Source data
»»

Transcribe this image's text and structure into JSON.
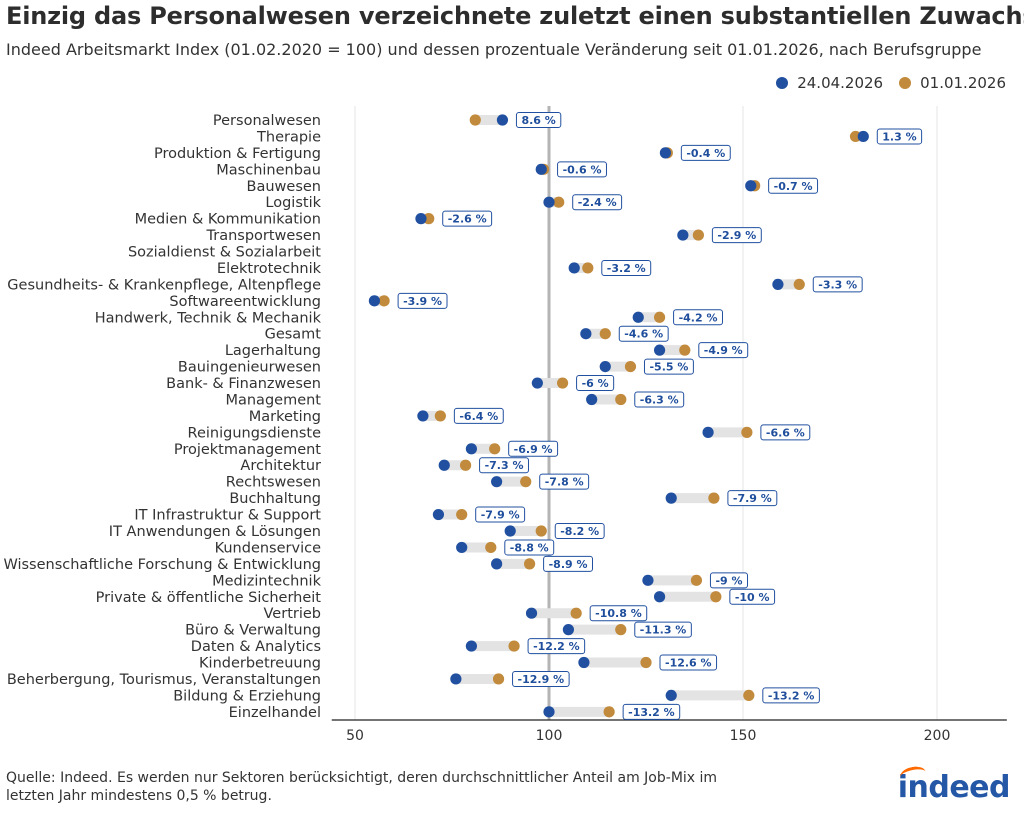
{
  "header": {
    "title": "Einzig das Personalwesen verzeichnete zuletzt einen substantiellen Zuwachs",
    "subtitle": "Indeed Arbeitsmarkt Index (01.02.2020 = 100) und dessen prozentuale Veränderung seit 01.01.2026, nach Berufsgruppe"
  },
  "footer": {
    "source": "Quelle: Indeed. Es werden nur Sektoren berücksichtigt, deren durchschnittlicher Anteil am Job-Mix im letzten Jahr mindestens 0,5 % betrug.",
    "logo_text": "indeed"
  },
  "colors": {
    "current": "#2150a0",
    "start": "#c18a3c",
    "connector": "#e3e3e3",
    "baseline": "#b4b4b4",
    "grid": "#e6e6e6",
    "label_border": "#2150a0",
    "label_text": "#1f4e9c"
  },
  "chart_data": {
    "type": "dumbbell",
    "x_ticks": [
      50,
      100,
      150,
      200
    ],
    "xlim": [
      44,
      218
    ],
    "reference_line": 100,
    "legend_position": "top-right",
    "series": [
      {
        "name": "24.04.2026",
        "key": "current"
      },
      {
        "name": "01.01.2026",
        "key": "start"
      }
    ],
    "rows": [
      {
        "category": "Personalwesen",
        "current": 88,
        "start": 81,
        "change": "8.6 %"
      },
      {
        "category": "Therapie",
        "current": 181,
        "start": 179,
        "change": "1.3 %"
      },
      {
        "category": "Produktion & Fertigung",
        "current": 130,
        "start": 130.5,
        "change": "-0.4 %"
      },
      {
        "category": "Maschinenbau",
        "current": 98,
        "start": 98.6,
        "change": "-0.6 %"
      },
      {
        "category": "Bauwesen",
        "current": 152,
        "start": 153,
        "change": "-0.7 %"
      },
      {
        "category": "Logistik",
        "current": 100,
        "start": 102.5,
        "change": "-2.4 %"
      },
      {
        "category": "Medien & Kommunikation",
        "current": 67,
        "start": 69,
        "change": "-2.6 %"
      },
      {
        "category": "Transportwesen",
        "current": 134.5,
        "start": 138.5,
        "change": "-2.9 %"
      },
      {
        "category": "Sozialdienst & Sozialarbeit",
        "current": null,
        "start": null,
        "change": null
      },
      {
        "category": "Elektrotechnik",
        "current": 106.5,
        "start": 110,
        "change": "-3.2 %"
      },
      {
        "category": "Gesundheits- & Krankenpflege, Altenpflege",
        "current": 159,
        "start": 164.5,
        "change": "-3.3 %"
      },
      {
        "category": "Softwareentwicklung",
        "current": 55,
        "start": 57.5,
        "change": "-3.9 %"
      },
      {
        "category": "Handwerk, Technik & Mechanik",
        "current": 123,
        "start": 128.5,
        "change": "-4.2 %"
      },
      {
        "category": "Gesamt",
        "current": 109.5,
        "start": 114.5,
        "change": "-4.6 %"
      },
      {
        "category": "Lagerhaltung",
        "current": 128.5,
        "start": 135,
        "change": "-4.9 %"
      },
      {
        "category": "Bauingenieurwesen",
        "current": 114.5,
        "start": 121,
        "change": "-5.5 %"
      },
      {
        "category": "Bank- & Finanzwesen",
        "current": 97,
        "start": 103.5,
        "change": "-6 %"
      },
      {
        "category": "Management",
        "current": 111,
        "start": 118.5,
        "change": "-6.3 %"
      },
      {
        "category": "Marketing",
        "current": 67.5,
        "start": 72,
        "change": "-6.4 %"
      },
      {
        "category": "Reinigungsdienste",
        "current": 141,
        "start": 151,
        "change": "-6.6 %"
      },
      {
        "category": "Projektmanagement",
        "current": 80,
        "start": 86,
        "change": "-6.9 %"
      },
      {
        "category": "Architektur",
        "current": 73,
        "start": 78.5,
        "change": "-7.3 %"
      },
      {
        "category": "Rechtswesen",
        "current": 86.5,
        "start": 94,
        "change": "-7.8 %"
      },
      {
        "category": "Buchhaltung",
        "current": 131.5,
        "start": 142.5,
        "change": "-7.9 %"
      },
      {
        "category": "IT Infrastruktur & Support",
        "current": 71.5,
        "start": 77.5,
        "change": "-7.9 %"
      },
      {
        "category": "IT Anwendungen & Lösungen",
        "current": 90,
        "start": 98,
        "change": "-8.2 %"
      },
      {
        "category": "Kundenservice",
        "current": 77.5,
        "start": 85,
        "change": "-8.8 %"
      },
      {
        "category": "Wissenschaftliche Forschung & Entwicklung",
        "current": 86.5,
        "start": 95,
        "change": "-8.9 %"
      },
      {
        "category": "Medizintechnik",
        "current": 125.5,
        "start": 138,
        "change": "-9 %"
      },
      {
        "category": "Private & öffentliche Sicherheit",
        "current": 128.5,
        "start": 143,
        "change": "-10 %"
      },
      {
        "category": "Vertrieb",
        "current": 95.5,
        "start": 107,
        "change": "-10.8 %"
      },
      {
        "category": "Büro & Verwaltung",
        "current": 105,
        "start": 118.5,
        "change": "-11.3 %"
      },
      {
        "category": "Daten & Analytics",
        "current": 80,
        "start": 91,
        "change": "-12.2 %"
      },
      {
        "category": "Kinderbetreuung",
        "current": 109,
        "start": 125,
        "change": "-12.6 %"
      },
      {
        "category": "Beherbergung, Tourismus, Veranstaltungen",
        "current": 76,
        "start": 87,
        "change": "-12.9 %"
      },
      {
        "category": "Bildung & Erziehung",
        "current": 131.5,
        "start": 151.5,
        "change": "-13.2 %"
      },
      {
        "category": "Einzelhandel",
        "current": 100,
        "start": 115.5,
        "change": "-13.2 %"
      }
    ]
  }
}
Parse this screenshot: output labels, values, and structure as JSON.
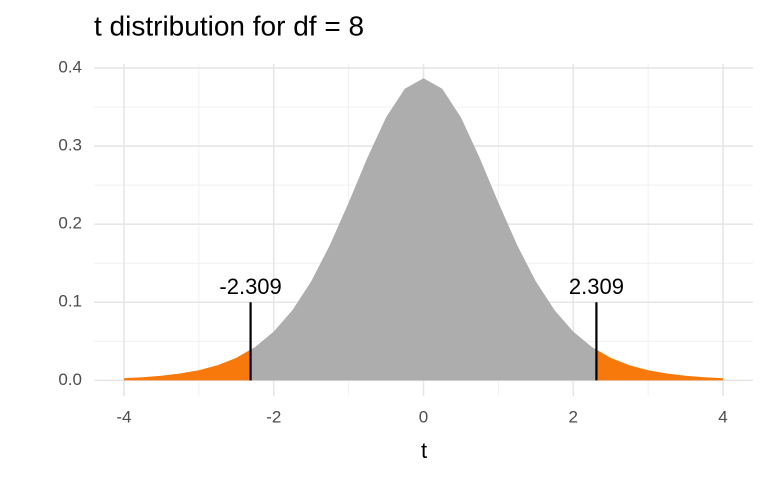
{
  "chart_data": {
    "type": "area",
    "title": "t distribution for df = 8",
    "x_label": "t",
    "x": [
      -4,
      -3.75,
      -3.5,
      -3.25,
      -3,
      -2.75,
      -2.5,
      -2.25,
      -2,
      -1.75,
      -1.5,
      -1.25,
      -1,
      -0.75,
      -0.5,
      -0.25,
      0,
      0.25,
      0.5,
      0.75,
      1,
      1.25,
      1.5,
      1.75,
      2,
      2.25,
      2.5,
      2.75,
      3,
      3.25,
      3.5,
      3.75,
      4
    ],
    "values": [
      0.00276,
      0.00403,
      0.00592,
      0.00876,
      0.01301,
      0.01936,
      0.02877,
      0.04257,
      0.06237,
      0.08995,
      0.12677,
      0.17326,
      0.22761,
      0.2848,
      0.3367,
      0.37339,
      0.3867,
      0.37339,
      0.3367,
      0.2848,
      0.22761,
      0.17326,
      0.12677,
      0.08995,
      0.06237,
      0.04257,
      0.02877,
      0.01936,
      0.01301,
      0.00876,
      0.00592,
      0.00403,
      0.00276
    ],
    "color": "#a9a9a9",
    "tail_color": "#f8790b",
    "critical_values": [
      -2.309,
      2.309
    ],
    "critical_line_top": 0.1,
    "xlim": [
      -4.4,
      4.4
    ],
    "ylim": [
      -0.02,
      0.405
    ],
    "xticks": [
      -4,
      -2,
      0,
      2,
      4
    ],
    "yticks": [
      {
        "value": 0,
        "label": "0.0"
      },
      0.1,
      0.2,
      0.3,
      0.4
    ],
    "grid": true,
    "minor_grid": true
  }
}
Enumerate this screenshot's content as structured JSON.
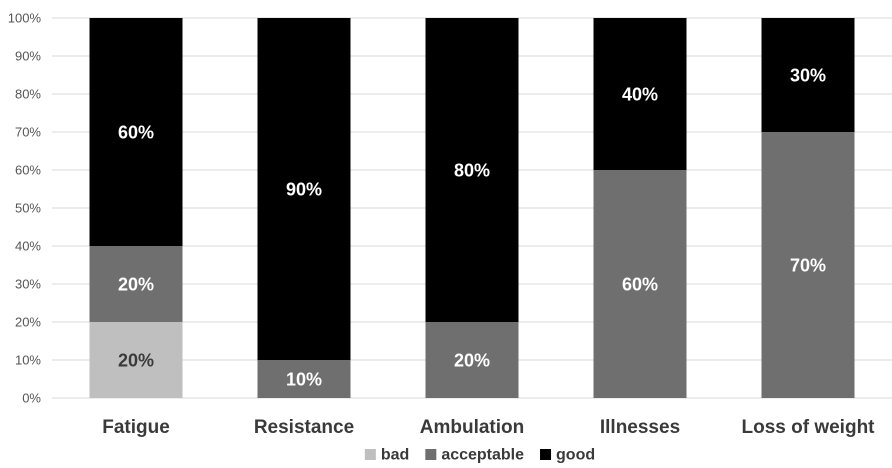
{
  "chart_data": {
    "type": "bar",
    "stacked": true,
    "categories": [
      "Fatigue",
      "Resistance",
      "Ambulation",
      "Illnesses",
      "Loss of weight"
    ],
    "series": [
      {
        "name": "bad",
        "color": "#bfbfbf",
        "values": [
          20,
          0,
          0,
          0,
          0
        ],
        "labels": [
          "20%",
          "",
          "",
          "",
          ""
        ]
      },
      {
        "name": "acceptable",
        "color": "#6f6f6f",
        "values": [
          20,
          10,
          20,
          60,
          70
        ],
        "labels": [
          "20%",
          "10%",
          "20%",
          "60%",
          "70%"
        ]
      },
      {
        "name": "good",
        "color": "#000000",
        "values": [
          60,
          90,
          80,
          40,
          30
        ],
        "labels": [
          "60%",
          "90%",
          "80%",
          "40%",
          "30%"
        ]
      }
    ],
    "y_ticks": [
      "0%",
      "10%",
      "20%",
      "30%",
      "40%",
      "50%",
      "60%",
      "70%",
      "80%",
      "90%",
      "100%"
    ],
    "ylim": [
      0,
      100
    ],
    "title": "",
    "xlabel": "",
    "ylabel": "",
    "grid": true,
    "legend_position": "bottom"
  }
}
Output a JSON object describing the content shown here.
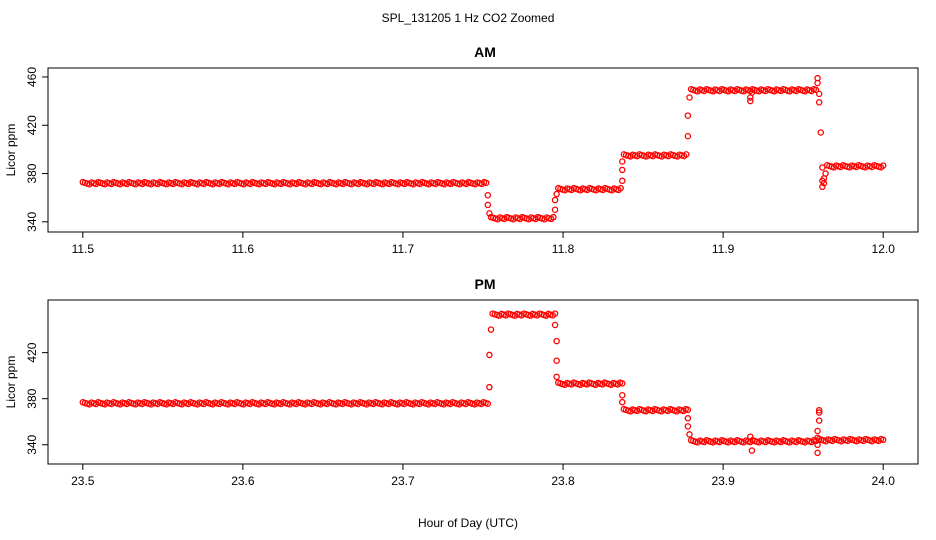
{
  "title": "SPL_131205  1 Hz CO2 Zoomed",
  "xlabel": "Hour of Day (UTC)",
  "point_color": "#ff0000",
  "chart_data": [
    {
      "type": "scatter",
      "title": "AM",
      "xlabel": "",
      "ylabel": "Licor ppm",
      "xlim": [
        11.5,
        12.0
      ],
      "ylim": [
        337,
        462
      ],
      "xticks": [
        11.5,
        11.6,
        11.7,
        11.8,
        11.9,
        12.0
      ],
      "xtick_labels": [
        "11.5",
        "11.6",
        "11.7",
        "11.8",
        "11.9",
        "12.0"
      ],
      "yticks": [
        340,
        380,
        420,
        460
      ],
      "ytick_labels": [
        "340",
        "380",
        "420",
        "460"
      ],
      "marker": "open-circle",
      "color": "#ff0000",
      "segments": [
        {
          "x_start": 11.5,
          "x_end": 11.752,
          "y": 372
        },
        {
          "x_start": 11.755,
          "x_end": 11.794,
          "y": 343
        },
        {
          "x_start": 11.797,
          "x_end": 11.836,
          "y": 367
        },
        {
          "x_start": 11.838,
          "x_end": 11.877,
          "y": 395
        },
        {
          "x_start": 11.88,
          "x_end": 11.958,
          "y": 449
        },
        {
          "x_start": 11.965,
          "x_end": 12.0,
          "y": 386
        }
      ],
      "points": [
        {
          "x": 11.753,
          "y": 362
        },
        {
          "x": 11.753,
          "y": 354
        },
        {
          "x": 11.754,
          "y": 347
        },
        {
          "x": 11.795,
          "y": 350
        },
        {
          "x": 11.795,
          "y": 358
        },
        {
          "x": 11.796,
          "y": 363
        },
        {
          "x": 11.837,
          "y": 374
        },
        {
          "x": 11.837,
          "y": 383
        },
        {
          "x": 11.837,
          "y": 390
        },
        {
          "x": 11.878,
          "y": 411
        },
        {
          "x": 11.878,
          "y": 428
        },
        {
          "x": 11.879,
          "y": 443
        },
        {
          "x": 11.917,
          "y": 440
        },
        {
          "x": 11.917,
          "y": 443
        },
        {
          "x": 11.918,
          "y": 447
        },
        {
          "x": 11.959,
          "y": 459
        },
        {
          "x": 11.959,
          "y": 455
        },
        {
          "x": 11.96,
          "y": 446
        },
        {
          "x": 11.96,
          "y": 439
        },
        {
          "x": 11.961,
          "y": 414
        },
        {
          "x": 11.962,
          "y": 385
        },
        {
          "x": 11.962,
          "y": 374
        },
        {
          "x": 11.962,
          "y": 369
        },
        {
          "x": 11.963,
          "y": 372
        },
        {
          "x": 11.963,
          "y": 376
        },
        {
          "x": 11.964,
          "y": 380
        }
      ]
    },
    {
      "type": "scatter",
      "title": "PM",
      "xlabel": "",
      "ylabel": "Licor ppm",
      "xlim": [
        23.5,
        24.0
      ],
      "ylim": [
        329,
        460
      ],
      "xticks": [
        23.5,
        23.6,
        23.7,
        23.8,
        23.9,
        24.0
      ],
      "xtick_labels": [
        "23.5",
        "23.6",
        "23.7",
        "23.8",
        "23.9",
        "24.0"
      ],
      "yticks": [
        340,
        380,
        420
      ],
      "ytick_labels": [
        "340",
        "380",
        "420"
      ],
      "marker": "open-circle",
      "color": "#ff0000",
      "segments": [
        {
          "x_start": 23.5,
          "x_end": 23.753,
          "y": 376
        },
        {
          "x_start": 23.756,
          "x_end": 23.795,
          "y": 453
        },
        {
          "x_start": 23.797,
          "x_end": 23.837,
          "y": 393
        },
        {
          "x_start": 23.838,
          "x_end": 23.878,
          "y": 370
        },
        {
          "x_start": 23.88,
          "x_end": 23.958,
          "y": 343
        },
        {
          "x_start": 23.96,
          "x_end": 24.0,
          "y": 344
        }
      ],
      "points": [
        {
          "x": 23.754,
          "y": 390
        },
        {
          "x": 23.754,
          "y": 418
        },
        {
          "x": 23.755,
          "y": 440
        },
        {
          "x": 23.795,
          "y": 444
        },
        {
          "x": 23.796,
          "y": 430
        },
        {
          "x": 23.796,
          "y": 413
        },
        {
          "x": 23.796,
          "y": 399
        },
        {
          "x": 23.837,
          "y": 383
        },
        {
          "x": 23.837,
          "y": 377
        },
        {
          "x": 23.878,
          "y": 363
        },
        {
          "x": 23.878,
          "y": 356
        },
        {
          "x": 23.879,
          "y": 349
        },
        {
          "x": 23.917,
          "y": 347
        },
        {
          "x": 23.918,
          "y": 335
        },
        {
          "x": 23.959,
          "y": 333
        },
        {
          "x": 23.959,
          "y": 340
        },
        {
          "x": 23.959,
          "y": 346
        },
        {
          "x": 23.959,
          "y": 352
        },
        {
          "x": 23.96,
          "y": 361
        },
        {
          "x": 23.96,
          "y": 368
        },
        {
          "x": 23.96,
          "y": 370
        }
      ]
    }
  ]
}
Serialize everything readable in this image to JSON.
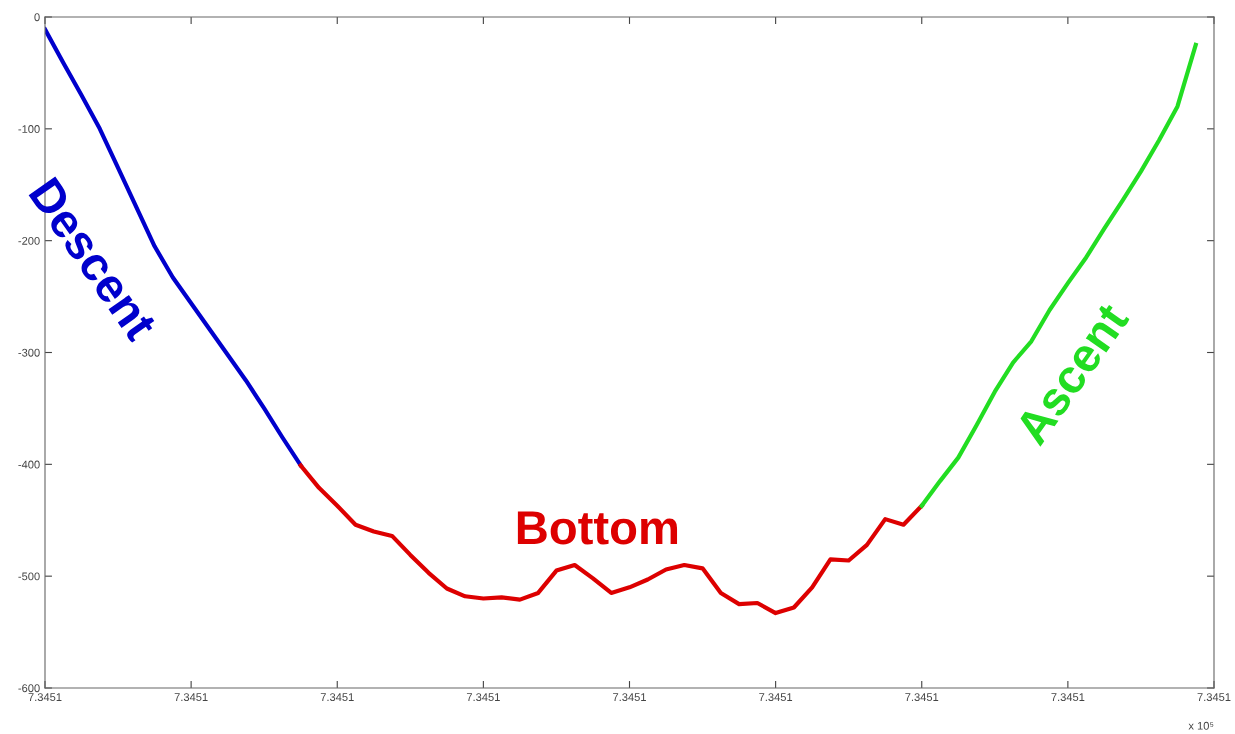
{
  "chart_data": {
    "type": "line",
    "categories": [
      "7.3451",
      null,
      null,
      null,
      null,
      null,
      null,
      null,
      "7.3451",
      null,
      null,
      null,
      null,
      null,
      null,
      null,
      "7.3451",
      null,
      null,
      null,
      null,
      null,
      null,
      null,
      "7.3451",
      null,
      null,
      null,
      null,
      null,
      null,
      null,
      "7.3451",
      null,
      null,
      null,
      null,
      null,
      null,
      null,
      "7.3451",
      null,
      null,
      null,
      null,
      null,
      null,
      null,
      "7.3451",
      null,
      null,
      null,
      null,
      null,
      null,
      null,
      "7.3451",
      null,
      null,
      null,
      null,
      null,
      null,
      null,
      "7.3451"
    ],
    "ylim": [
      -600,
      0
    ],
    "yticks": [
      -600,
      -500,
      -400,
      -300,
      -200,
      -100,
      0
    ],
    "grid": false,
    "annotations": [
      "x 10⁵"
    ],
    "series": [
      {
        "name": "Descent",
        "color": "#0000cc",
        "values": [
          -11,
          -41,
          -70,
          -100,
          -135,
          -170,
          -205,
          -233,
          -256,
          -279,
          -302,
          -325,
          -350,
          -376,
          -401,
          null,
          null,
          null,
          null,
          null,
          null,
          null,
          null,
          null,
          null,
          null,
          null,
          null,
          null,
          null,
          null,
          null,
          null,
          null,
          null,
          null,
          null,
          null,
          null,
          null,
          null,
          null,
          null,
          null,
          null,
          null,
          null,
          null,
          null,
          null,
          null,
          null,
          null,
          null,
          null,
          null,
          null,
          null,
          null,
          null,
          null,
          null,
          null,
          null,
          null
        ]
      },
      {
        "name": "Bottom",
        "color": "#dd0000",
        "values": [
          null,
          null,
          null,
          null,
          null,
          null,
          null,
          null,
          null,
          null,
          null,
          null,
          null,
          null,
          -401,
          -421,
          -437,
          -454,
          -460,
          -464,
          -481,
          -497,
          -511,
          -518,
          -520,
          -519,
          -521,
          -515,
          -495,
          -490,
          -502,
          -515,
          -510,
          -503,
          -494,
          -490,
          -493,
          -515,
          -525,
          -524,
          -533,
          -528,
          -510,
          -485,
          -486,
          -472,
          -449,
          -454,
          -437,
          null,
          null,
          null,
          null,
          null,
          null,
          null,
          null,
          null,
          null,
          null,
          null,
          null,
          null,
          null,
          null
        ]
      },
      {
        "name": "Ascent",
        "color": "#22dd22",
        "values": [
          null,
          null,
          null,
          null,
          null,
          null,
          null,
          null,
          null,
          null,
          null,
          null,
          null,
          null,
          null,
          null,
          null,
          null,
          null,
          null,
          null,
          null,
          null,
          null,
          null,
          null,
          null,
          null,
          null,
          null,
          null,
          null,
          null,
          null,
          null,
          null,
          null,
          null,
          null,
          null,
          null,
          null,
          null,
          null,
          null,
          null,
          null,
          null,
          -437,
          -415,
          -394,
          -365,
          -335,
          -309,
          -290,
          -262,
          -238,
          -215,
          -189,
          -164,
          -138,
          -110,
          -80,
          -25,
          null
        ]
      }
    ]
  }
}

««

Pick out and copy the lines of the entries that hold the string "xlabel".

    "xlabel": "",
  "xlabel": "Hour of Day (UTC)",
      "xlabel": "",
      "xlabel": "",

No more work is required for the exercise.